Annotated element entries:
☆ ☆ ☆ ☆ ☆ ☆ ☆
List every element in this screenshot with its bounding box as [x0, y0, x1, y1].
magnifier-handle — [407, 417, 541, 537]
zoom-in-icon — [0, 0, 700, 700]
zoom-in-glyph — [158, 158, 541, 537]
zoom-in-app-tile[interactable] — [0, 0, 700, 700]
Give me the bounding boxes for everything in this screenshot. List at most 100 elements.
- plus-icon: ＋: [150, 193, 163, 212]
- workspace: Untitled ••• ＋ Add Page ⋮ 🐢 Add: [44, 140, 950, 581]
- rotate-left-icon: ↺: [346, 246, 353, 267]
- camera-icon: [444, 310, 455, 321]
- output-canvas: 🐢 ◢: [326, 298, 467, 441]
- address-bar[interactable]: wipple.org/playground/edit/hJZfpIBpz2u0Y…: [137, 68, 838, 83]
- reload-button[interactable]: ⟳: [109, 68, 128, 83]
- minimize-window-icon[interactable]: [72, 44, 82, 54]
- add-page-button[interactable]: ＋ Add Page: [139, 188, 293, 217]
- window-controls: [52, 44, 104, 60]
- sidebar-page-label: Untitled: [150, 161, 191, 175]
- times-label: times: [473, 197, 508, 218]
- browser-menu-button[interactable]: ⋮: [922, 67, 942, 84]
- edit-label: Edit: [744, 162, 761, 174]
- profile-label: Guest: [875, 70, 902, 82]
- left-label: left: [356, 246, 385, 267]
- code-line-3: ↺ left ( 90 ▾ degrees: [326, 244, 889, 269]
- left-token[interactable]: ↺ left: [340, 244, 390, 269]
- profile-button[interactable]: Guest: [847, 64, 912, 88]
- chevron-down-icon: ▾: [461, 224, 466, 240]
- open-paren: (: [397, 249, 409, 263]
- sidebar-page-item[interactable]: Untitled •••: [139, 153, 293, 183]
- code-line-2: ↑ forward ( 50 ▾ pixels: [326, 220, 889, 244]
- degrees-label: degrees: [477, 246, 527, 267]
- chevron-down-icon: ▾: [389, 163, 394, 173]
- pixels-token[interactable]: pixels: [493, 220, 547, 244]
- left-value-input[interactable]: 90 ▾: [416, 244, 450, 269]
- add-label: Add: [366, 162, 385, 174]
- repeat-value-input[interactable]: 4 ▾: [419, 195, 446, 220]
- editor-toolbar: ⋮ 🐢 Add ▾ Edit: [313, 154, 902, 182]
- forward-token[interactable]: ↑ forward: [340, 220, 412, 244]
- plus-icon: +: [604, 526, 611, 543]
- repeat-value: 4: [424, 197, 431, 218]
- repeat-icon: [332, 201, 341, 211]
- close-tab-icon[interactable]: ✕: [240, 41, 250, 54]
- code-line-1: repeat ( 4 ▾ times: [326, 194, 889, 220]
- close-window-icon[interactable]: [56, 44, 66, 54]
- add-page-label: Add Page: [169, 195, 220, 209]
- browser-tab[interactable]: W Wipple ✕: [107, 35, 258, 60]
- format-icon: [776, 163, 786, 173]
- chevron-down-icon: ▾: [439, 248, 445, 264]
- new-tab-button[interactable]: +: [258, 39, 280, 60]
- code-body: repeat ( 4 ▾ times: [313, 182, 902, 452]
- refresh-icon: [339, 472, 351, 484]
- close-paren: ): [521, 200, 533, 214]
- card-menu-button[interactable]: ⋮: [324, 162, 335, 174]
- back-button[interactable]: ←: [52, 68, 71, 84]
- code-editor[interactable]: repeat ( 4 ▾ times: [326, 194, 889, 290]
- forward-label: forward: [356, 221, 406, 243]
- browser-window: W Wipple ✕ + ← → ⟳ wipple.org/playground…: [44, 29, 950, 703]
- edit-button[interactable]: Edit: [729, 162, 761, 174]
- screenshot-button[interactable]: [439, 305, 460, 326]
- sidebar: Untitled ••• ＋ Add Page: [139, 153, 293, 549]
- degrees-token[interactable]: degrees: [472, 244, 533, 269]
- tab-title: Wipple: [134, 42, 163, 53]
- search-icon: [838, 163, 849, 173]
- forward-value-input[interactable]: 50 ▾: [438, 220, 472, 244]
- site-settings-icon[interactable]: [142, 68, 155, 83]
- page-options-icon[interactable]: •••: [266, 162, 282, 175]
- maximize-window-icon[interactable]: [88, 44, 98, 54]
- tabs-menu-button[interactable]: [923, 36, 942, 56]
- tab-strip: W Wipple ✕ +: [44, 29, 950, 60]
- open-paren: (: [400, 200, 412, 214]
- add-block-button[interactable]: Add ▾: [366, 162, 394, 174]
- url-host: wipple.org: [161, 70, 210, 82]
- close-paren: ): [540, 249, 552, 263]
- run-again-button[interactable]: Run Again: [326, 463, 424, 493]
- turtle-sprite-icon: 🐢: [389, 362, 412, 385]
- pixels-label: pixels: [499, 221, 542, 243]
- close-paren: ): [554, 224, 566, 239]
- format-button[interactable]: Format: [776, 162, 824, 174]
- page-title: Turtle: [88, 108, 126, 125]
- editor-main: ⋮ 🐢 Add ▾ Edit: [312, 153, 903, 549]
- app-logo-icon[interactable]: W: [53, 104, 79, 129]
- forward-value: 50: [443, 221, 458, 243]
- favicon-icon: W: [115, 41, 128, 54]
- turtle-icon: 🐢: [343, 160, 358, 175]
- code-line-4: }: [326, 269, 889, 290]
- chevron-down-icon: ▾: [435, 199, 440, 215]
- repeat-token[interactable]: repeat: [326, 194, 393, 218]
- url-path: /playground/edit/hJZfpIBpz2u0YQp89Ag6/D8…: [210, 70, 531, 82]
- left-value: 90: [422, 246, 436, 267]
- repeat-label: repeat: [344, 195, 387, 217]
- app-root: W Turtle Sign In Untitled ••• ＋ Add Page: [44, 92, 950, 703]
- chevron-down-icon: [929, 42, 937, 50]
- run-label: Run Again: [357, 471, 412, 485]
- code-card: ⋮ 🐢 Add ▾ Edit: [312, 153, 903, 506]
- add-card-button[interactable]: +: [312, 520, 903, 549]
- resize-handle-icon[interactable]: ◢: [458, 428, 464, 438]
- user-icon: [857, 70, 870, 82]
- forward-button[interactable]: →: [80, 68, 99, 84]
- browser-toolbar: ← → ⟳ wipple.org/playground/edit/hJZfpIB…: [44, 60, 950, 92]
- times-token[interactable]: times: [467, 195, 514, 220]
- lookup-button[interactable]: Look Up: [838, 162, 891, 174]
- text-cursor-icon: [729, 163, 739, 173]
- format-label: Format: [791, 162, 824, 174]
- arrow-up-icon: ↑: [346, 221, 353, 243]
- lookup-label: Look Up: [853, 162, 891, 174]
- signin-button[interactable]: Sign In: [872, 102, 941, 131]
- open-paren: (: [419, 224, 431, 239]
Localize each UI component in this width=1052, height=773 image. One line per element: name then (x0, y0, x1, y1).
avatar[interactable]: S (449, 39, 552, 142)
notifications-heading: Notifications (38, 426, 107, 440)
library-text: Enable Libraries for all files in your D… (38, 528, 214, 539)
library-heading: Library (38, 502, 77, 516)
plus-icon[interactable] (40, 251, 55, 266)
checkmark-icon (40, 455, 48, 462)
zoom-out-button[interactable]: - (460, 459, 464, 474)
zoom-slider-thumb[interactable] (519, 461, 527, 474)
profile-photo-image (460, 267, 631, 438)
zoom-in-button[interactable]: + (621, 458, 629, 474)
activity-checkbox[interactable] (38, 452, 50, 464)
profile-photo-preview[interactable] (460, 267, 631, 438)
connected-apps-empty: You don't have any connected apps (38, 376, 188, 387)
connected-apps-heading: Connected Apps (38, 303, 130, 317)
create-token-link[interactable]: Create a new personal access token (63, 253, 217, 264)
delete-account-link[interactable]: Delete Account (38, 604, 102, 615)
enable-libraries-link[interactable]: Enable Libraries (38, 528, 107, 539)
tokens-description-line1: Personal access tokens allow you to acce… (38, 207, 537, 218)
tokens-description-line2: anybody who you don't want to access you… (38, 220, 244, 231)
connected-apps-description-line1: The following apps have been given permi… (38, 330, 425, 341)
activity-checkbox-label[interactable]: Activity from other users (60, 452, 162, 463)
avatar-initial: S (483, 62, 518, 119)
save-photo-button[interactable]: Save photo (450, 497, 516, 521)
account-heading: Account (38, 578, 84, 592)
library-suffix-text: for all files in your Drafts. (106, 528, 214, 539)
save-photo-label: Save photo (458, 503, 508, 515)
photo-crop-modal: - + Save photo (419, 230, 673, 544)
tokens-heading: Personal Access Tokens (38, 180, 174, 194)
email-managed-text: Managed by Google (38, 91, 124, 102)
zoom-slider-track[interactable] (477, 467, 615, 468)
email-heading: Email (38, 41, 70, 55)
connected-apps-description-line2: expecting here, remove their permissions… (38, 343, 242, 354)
☆ ☆ ☆ ☆ ☆ ☆ ☆
GOAL: Please output the records without changes, from their first line through the line containing "- code-line-1: repeat", including that line.

COMPLETE RESPONSE:
List every element in this screenshot with its bounding box as [x0, y0, x1, y1].
magnifier-handle — [407, 417, 541, 537]
zoom-in-icon — [0, 0, 700, 700]
zoom-in-glyph — [158, 158, 541, 537]
zoom-in-app-tile[interactable] — [0, 0, 700, 700]
Give me the bounding boxes for everything in this screenshot. List at most 100 elements.
- plus-icon: ＋: [150, 193, 163, 212]
- workspace: Untitled ••• ＋ Add Page ⋮ 🐢 Add: [44, 140, 950, 581]
- rotate-left-icon: ↺: [346, 246, 353, 267]
- camera-icon: [444, 310, 455, 321]
- output-canvas: 🐢 ◢: [326, 298, 467, 441]
- address-bar[interactable]: wipple.org/playground/edit/hJZfpIBpz2u0Y…: [137, 68, 838, 83]
- reload-button[interactable]: ⟳: [109, 68, 128, 83]
- minimize-window-icon[interactable]: [72, 44, 82, 54]
- add-page-button[interactable]: ＋ Add Page: [139, 188, 293, 217]
- window-controls: [52, 44, 104, 60]
- sidebar-page-label: Untitled: [150, 161, 191, 175]
- times-label: times: [473, 197, 508, 218]
- browser-menu-button[interactable]: ⋮: [922, 67, 942, 84]
- edit-label: Edit: [744, 162, 761, 174]
- profile-label: Guest: [875, 70, 902, 82]
- left-label: left: [356, 246, 385, 267]
- code-line-3: ↺ left ( 90 ▾ degrees: [326, 244, 889, 269]
- left-token[interactable]: ↺ left: [340, 244, 390, 269]
- profile-button[interactable]: Guest: [847, 64, 912, 88]
- chevron-down-icon: ▾: [461, 224, 466, 240]
- open-paren: (: [397, 249, 409, 263]
- sidebar-page-item[interactable]: Untitled •••: [139, 153, 293, 183]
- code-line-2: ↑ forward ( 50 ▾ pixels: [326, 220, 889, 244]
- degrees-label: degrees: [477, 246, 527, 267]
- chevron-down-icon: ▾: [389, 163, 394, 173]
- pixels-token[interactable]: pixels: [493, 220, 547, 244]
- left-value-input[interactable]: 90 ▾: [416, 244, 450, 269]
- add-label: Add: [366, 162, 385, 174]
- repeat-value-input[interactable]: 4 ▾: [419, 195, 446, 220]
- editor-toolbar: ⋮ 🐢 Add ▾ Edit: [313, 154, 902, 182]
- forward-token[interactable]: ↑ forward: [340, 220, 412, 244]
- plus-icon: +: [604, 526, 611, 543]
- repeat-value: 4: [424, 197, 431, 218]
- repeat-icon: [332, 201, 341, 211]
- close-tab-icon[interactable]: ✕: [240, 41, 250, 54]
- code-line-1: repeat ( 4 ▾ times: [326, 194, 889, 220]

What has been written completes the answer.